Nicole Mari le Mercredi 16 Mars 2022 à 21:46

Le ministre de l’Intérieur, Gérald Darmanin, est arrivé mercredi après-midi dans l’île pour une première séquence consacrée à la question corse. Après un entretien en tête à tête d’une demi-heure avec le président de l’Exécutif, Gilles Simeoni, il a enchainé sur une réunion d’une heure où se sont joints la présidente de l’Assemblée de Corse et les présidents des quatre groupes politiques. Avant une séance plénière avec les acteurs économiques et les associations de prisonniers. Au final : un pas fort vers un statut d’autonomie à la polynésienne et le rapprochement des prisonniers. Avec un préalable : l’arrêt des violences.



Gérald Darmanin en visite en Corse. Photo Michel Luccioni.
Gérald Darmanin en visite en Corse. Photo Michel Luccioni.
Autonomie. Le fameux mot tabou, qu’aucun Premier ministre ne réussissait même pas à prononcer sous peine de suffocation, a été lancé par le ministre de l’Intérieur, Gérald Darmanin, la veille de son voyage de deux jours en Corse, comme une incantation magique pour éteindre un incendie. « Le gouvernement est prêt à aller jusqu’à l’autonomie ». L’effet de surprise est réussi, mais il est vite douché par les précisions apportées : « Après la question est de savoir ce qu’est cette autonomie. Il faut qu’on en discute ». Le président du Conseil exécutif de la Collectivité de Corse, Gilles Simeoni, a, pourtant, été très clair : il veut une autonomie de plein droit et de plein exercice. Au-delà du problème de vocabulaire, qui n’est pas la moindre des clés, réelles ou affectées, du mur d’incompréhension qui sépare la Corse de Paris, la question primordiale est effectivement celle du statut : lequel privilégier parmi ceux existants en Outre-Mer ou un statut à inventer, et quel l’article 73 ou 74 qui l’inscrirait dans la Constitution ? Mercredi matin, à la sortie du Conseil des ministres, avant de s’envoler pour l’île, le ministre a précisé que le processus prendrait « un temps long » - ce qui peut s’entendre, mais pas en Corse où le pouvoir nationaliste estime avoir assez attendu.

- [Les tâches]:
[1] Répondez à ces questions sur l'extrait :
(a) Combien de temps a duré l'entretien en tête à tête entre Gérald Darmanin et Gilles Simeoni ?
(b) Combien de jours dure le voyage du ministre en Corse ?
(c) Quelle autonomie Gilles Simeoni veut-il ?
[2] Transformez en liste, s'il vous plaît, le paragraphe de l'extrait qui commence par « Le ministre de l’Intérieur, Gérald Darmanin, est arrivé ».

- [Lignes enregistrées]:
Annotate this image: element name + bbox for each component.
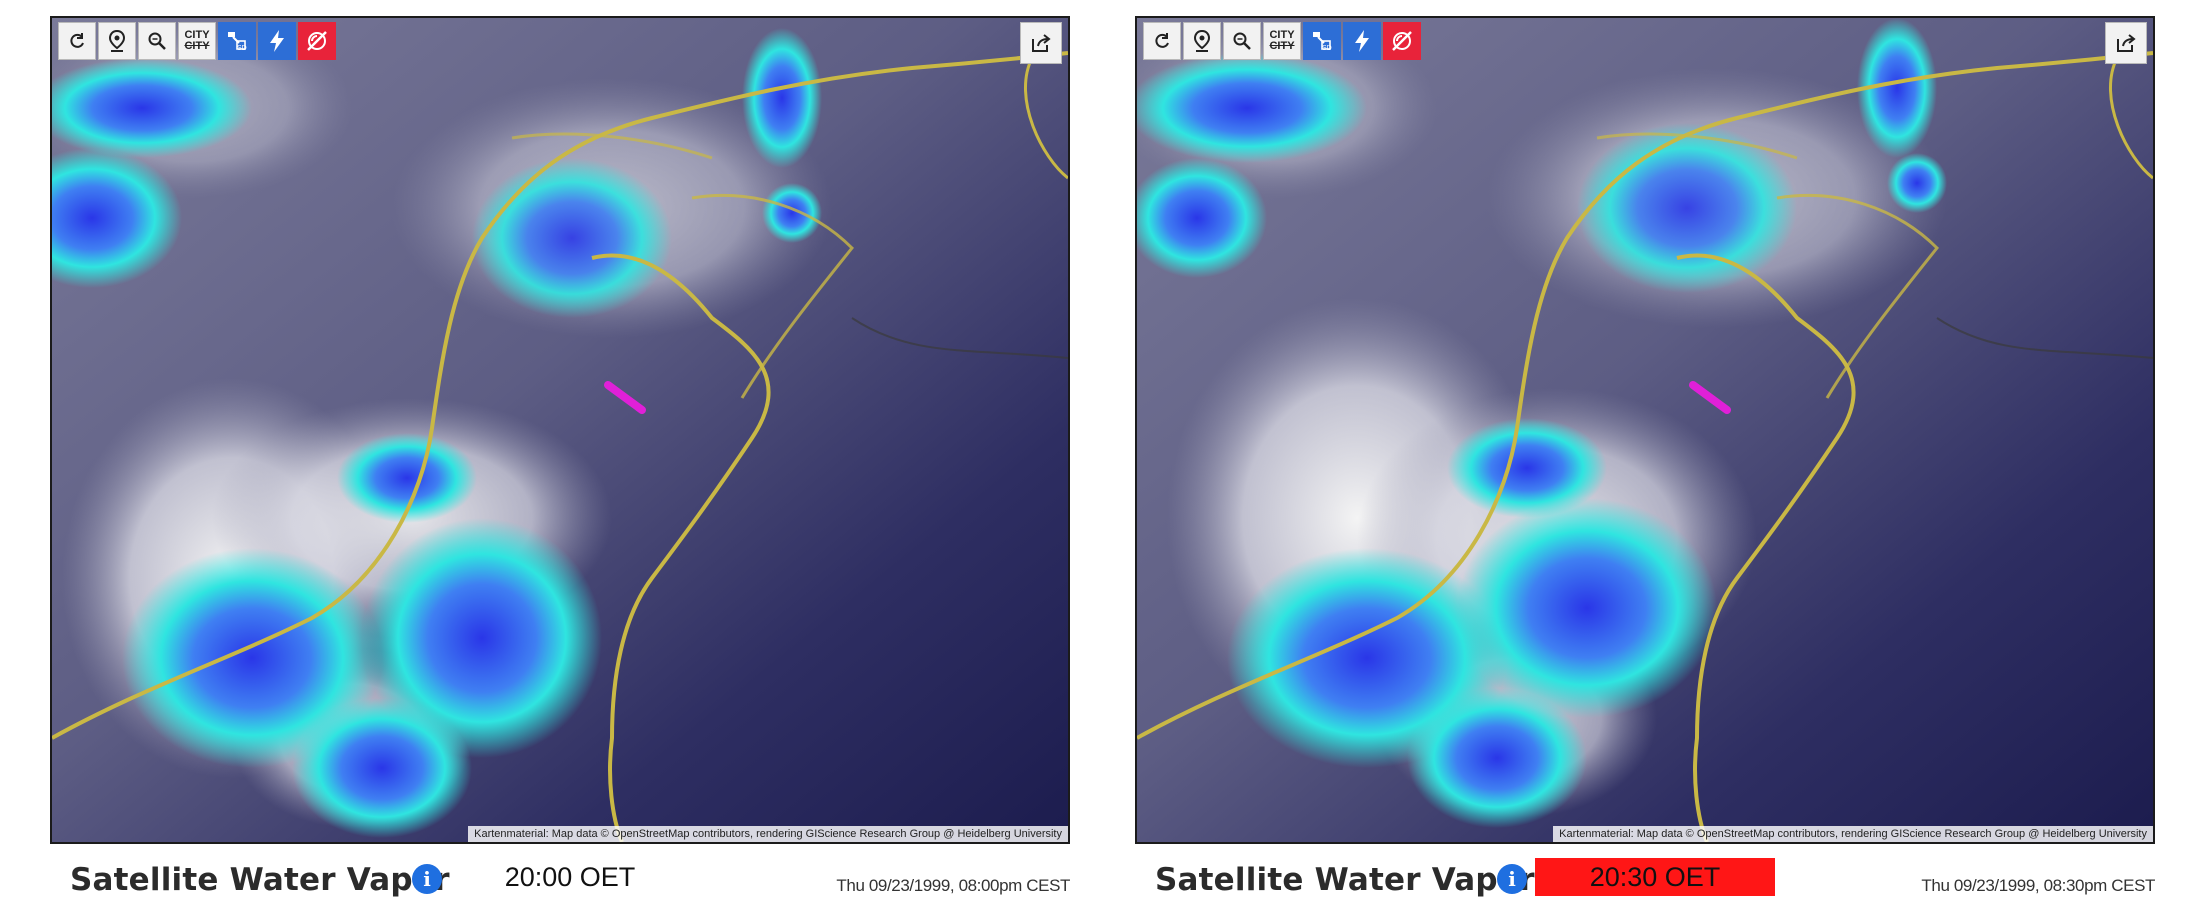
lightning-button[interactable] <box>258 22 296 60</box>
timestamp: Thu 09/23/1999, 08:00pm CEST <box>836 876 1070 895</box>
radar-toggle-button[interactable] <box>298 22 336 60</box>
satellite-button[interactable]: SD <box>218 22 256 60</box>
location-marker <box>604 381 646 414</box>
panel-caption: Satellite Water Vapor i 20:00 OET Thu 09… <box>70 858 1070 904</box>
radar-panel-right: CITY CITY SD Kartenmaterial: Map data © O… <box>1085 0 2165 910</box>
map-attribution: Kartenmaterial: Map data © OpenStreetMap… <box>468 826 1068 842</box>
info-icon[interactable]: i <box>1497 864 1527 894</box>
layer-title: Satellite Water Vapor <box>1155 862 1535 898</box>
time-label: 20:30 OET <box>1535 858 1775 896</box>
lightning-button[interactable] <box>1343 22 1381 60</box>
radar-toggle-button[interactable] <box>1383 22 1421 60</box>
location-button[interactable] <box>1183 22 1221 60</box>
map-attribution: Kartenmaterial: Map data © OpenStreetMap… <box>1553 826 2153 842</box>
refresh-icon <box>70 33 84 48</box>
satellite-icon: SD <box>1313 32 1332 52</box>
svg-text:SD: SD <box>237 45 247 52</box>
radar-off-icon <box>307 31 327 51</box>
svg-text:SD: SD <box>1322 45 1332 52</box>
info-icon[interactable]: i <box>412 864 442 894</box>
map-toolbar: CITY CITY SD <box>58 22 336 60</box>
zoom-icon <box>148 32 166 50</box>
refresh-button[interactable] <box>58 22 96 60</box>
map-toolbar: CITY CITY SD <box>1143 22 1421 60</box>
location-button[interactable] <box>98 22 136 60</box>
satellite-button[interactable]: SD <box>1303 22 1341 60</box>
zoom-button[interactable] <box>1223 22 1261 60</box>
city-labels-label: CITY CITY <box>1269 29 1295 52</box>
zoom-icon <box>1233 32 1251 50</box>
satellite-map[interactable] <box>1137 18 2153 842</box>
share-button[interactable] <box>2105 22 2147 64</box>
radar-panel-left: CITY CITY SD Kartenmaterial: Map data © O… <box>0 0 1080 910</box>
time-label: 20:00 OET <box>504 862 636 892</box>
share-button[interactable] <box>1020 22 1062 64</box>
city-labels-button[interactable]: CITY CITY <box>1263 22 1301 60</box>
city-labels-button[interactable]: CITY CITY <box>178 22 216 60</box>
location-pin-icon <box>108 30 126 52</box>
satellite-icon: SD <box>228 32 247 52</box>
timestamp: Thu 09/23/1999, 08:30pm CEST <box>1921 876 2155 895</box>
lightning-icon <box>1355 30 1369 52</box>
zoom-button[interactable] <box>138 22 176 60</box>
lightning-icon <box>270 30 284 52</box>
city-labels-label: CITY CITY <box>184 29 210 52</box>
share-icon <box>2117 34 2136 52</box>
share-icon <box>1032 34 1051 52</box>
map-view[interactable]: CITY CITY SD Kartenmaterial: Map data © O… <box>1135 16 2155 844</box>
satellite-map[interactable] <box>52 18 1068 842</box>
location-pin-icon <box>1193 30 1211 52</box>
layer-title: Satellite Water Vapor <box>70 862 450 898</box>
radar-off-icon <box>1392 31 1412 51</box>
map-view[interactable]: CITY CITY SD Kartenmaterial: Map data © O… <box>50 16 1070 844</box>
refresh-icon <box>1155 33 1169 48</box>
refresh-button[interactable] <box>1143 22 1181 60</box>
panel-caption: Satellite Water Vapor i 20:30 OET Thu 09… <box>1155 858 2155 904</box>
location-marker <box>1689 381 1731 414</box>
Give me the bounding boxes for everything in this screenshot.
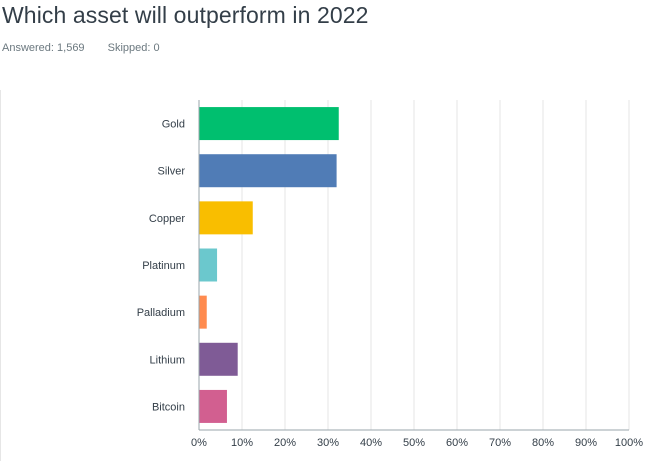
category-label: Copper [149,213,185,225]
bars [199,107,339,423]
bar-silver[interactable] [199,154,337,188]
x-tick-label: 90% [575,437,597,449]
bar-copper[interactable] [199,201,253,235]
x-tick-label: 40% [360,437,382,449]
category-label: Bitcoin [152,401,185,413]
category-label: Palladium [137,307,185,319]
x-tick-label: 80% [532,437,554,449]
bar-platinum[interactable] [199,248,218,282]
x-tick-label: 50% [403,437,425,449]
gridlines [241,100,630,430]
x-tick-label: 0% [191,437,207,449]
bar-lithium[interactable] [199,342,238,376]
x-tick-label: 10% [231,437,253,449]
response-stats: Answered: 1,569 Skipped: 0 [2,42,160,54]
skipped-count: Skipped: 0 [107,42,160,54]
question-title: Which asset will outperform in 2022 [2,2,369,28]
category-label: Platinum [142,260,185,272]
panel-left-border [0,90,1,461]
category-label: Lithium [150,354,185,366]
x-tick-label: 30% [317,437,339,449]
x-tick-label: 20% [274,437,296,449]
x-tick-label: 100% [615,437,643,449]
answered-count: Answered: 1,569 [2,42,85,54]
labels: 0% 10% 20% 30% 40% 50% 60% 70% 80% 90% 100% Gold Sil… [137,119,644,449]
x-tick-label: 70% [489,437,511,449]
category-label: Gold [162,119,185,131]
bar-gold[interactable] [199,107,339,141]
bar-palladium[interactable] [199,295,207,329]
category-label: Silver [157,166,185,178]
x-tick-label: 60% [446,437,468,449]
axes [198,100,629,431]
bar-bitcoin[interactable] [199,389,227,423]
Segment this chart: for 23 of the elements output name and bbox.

- [Réponses par tâche]:
[1]
(a) Une demi-heure.
(b) Deux jours.
(c) Une autonomie de plein droit et de plein exercice.

[2]
- Mercredi après-midi, Gérald Darmanin, ministre de l’Intérieur, arrive en Corse pour une première séquence consacrée à la question corse.
- Il a un entretien en tête à tête d’une demi-heure avec Gilles Simeoni, président de l’Exécutif.
- Une réunion d’une heure suit, avec aussi la présidente de l’Assemblée de Corse et les présidents des quatre groupes politiques.
- Une séance plénière réunit ensuite les acteurs économiques et les associations de prisonniers.
- Le bilan est un pas fort vers un statut d’autonomie à la polynésienne et vers le rapprochement des prisonniers. L’arrêt des violences en est le préalable.